Find the line containing "Read this page and output its text content.". Return it and every line after it, unchanged, up to and including the last line.

++++++

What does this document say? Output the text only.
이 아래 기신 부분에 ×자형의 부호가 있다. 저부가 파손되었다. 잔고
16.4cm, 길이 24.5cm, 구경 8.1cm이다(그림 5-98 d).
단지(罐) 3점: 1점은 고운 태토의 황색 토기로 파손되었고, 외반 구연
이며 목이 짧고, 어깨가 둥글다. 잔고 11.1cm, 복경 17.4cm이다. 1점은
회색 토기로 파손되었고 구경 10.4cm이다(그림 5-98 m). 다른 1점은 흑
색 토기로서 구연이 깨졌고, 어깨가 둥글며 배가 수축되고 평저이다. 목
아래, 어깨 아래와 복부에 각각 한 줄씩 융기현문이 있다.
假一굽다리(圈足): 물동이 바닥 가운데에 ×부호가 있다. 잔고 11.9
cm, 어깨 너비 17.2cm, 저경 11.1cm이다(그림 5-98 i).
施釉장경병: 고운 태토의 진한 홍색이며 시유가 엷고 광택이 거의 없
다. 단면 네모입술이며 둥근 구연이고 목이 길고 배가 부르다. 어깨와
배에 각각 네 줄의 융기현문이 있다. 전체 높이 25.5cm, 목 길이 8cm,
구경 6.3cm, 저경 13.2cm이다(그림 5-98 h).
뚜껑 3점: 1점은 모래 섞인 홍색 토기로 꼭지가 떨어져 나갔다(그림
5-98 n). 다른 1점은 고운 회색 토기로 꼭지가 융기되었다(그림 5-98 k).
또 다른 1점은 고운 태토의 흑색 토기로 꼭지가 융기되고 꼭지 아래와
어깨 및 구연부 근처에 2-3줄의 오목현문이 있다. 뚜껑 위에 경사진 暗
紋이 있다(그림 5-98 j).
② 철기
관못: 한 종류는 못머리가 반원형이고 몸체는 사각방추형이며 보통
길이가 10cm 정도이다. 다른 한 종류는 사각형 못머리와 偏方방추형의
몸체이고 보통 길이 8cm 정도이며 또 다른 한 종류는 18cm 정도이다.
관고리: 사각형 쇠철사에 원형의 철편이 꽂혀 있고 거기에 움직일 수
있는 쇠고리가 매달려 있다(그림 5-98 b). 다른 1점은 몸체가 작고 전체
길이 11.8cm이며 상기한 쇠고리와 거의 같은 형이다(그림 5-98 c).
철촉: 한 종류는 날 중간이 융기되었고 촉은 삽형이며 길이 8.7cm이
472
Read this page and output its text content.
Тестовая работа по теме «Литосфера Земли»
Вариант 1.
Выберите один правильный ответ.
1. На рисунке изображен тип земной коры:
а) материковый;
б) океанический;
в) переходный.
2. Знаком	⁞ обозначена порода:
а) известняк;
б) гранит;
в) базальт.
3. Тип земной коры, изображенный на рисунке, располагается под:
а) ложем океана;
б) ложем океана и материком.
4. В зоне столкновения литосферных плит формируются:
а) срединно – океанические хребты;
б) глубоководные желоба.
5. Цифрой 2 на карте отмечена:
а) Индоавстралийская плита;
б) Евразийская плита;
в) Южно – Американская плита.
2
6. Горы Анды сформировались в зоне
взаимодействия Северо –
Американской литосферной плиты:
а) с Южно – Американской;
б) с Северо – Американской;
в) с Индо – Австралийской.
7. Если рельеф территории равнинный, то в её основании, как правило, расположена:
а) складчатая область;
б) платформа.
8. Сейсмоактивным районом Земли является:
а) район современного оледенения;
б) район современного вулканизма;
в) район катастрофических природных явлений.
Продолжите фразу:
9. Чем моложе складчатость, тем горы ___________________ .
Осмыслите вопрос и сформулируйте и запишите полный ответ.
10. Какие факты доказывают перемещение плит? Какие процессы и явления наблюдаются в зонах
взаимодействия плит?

++++++

• TASK OUTPUT:
Read this page and output its text content.
Тестовая работа по теме «Литосфера Земли»
Вариант 1.
Выберите один правильный ответ.
1. На рисунке изображен тип земной коры:
а) материковый;
б) океанический;
в) переходный.
2. Знаком	⁞ обозначена порода:
а) известняк;
б) гранит;
в) базальт.
3. Тип земной коры, изображенный на рисунке, располагается под:
а) ложем океана;
б) ложем океана и материком.
4. В зоне столкновения литосферных плит формируются:
а) срединно – океанические хребты;
б) глубоководные желоба.
5. Цифрой 2 на карте отмечена:
а) Индоавстралийская плита;
б) Евразийская плита;
в) Южно – Американская плита.
2
6. Горы Анды сформировались в зоне
взаимодействия Северо –
Американской литосферной плиты:
а) с Южно – Американской;
б) с Северо – Американской;
в) с Индо – Австралийской.
7. Если рельеф территории равнинный, то в её основании, как правило, расположена:
а) складчатая область;
б) платформа.
8. Сейсмоактивным районом Земли является:
а) район современного оледенения;
б) район современного вулканизма;
в) район катастрофических природных явлений.
Продолжите фразу:
9. Чем моложе складчатость, тем горы ___________________ .
Осмыслите вопрос и сформулируйте и запишите полный ответ.
10. Какие факты доказывают перемещение плит? Какие процессы и явления наблюдаются в зонах
взаимодействия плит?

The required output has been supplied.